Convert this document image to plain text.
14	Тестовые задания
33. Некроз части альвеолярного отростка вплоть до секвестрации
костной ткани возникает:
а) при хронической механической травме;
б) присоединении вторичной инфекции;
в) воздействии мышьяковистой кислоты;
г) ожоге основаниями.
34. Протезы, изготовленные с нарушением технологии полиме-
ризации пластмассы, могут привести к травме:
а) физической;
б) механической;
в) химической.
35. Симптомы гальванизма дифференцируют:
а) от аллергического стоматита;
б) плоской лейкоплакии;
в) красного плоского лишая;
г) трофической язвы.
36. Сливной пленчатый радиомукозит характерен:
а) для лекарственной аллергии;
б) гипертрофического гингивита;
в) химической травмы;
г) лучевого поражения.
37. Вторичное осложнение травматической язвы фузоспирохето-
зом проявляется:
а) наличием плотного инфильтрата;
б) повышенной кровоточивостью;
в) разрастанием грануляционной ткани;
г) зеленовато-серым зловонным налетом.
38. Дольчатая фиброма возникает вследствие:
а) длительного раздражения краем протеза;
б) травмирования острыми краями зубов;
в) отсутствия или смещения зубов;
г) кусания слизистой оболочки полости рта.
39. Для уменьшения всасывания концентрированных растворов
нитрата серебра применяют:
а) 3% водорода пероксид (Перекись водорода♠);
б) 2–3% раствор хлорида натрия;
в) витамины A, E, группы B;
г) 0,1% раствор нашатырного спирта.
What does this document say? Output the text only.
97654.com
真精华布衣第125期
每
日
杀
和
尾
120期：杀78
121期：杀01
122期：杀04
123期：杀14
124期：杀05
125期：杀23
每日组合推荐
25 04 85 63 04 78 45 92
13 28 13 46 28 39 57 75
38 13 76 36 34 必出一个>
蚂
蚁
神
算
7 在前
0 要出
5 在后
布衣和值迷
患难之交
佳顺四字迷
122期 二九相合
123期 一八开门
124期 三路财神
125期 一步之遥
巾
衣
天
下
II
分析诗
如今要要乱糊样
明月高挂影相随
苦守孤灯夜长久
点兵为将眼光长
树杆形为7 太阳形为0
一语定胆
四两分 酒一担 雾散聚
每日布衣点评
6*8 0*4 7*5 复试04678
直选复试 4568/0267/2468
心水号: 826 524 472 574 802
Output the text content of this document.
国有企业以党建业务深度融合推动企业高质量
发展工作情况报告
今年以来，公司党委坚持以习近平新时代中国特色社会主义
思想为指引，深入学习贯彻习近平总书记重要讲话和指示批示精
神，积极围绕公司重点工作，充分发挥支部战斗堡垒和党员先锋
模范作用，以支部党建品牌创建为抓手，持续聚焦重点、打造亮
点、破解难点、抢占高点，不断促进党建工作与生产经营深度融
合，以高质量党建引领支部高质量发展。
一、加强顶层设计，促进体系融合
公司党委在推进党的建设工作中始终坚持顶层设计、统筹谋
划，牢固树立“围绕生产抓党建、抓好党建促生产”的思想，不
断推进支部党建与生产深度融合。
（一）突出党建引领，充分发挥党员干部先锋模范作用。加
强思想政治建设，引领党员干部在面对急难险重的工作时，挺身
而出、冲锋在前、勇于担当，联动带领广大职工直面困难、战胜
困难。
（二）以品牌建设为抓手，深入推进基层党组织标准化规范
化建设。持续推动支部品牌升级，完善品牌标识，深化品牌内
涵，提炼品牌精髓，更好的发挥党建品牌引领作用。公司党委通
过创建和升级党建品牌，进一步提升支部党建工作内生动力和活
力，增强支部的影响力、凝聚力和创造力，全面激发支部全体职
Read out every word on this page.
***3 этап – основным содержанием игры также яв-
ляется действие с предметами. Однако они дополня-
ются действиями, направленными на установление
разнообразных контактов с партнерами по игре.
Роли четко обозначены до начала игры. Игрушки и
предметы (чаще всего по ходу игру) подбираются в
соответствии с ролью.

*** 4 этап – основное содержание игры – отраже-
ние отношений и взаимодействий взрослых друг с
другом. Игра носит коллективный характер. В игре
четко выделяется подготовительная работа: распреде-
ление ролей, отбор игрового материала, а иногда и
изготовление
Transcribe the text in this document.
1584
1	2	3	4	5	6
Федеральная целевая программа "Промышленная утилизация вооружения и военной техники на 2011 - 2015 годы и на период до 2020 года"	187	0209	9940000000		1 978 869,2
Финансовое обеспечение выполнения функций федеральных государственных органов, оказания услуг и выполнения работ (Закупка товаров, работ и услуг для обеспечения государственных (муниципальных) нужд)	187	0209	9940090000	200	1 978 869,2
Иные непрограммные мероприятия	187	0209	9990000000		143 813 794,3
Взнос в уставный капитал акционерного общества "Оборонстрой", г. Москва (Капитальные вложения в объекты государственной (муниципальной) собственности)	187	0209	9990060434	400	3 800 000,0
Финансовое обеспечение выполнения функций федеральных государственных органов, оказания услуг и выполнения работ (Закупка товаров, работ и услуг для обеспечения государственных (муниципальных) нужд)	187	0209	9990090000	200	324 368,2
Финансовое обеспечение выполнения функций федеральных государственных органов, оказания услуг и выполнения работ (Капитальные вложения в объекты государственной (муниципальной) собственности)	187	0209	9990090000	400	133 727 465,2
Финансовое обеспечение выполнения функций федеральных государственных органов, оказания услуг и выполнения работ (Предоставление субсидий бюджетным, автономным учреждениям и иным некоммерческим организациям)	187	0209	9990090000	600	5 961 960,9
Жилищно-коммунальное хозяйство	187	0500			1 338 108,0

────────────────────────────────────────

What you have to do => Take the entries above and transcribe them exactly.

Written solution =>
Convert this document image to plain text.
14	Тестовые задания
33. Некроз части альвеолярного отростка вплоть до секвестрации
костной ткани возникает:
а) при хронической механической травме;
б) присоединении вторичной инфекции;
в) воздействии мышьяковистой кислоты;
г) ожоге основаниями.
34. Протезы, изготовленные с нарушением технологии полиме-
ризации пластмассы, могут привести к травме:
а) физической;
б) механической;
в) химической.
35. Симптомы гальванизма дифференцируют:
а) от аллергического стоматита;
б) плоской лейкоплакии;
в) красного плоского лишая;
г) трофической язвы.
36. Сливной пленчатый радиомукозит характерен:
а) для лекарственной аллергии;
б) гипертрофического гингивита;
в) химической травмы;
г) лучевого поражения.
37. Вторичное осложнение травматической язвы фузоспирохето-
зом проявляется:
а) наличием плотного инфильтрата;
б) повышенной кровоточивостью;
в) разрастанием грануляционной ткани;
г) зеленовато-серым зловонным налетом.
38. Дольчатая фиброма возникает вследствие:
а) длительного раздражения краем протеза;
б) травмирования острыми краями зубов;
в) отсутствия или смещения зубов;
г) кусания слизистой оболочки полости рта.
39. Для уменьшения всасывания концентрированных растворов
нитрата серебра применяют:
а) 3% водорода пероксид (Перекись водорода♠);
б) 2–3% раствор хлорида натрия;
в) витамины A, E, группы B;
г) 0,1% раствор нашатырного спирта.
What does this document say? Output the text only.
97654.com
真精华布衣第125期
每
日
杀
和
尾
120期：杀78
121期：杀01
122期：杀04
123期：杀14
124期：杀05
125期：杀23
每日组合推荐
25 04 85 63 04 78 45 92
13 28 13 46 28 39 57 75
38 13 76 36 34 必出一个>
蚂
蚁
神
算
7 在前
0 要出
5 在后
布衣和值迷
患难之交
佳顺四字迷
122期 二九相合
123期 一八开门
124期 三路财神
125期 一步之遥
巾
衣
天
下
II
分析诗
如今要要乱糊样
明月高挂影相随
苦守孤灯夜长久
点兵为将眼光长
树杆形为7 太阳形为0
一语定胆
四两分 酒一担 雾散聚
每日布衣点评
6*8 0*4 7*5 复试04678
直选复试 4568/0267/2468
心水号: 826 524 472 574 802
Output the text content of this document.
国有企业以党建业务深度融合推动企业高质量
发展工作情况报告
今年以来，公司党委坚持以习近平新时代中国特色社会主义
思想为指引，深入学习贯彻习近平总书记重要讲话和指示批示精
神，积极围绕公司重点工作，充分发挥支部战斗堡垒和党员先锋
模范作用，以支部党建品牌创建为抓手，持续聚焦重点、打造亮
点、破解难点、抢占高点，不断促进党建工作与生产经营深度融
合，以高质量党建引领支部高质量发展。
一、加强顶层设计，促进体系融合
公司党委在推进党的建设工作中始终坚持顶层设计、统筹谋
划，牢固树立“围绕生产抓党建、抓好党建促生产”的思想，不
断推进支部党建与生产深度融合。
（一）突出党建引领，充分发挥党员干部先锋模范作用。加
强思想政治建设，引领党员干部在面对急难险重的工作时，挺身
而出、冲锋在前、勇于担当，联动带领广大职工直面困难、战胜
困难。
（二）以品牌建设为抓手，深入推进基层党组织标准化规范
化建设。持续推动支部品牌升级，完善品牌标识，深化品牌内
涵，提炼品牌精髓，更好的发挥党建品牌引领作用。公司党委通
过创建和升级党建品牌，进一步提升支部党建工作内生动力和活
力，增强支部的影响力、凝聚力和创造力，全面激发支部全体职
Read out every word on this page.
***3 этап – основным содержанием игры также яв-
ляется действие с предметами. Однако они дополня-
ются действиями, направленными на установление
разнообразных контактов с партнерами по игре.
Роли четко обозначены до начала игры. Игрушки и
предметы (чаще всего по ходу игру) подбираются в
соответствии с ролью.

*** 4 этап – основное содержание игры – отраже-
ние отношений и взаимодействий взрослых друг с
другом. Игра носит коллективный характер. В игре
четко выделяется подготовительная работа: распреде-
ление ролей, отбор игрового материала, а иногда и
изготовление
Transcribe the text in this document.
1584
1	2	3	4	5	6
Федеральная целевая программа "Промышленная утилизация вооружения и военной техники на 2011 - 2015 годы и на период до 2020 года"	187	0209	9940000000		1 978 869,2
Финансовое обеспечение выполнения функций федеральных государственных органов, оказания услуг и выполнения работ (Закупка товаров, работ и услуг для обеспечения государственных (муниципальных) нужд)	187	0209	9940090000	200	1 978 869,2
Иные непрограммные мероприятия	187	0209	9990000000		143 813 794,3
Взнос в уставный капитал акционерного общества "Оборонстрой", г. Москва (Капитальные вложения в объекты государственной (муниципальной) собственности)	187	0209	9990060434	400	3 800 000,0
Финансовое обеспечение выполнения функций федеральных государственных органов, оказания услуг и выполнения работ (Закупка товаров, работ и услуг для обеспечения государственных (муниципальных) нужд)	187	0209	9990090000	200	324 368,2
Финансовое обеспечение выполнения функций федеральных государственных органов, оказания услуг и выполнения работ (Капитальные вложения в объекты государственной (муниципальной) собственности)	187	0209	9990090000	400	133 727 465,2
Финансовое обеспечение выполнения функций федеральных государственных органов, оказания услуг и выполнения работ (Предоставление субсидий бюджетным, автономным учреждениям и иным некоммерческим организациям)	187	0209	9990090000	600	5 961 960,9
Жилищно-коммунальное хозяйство	187	0500			1 338 108,0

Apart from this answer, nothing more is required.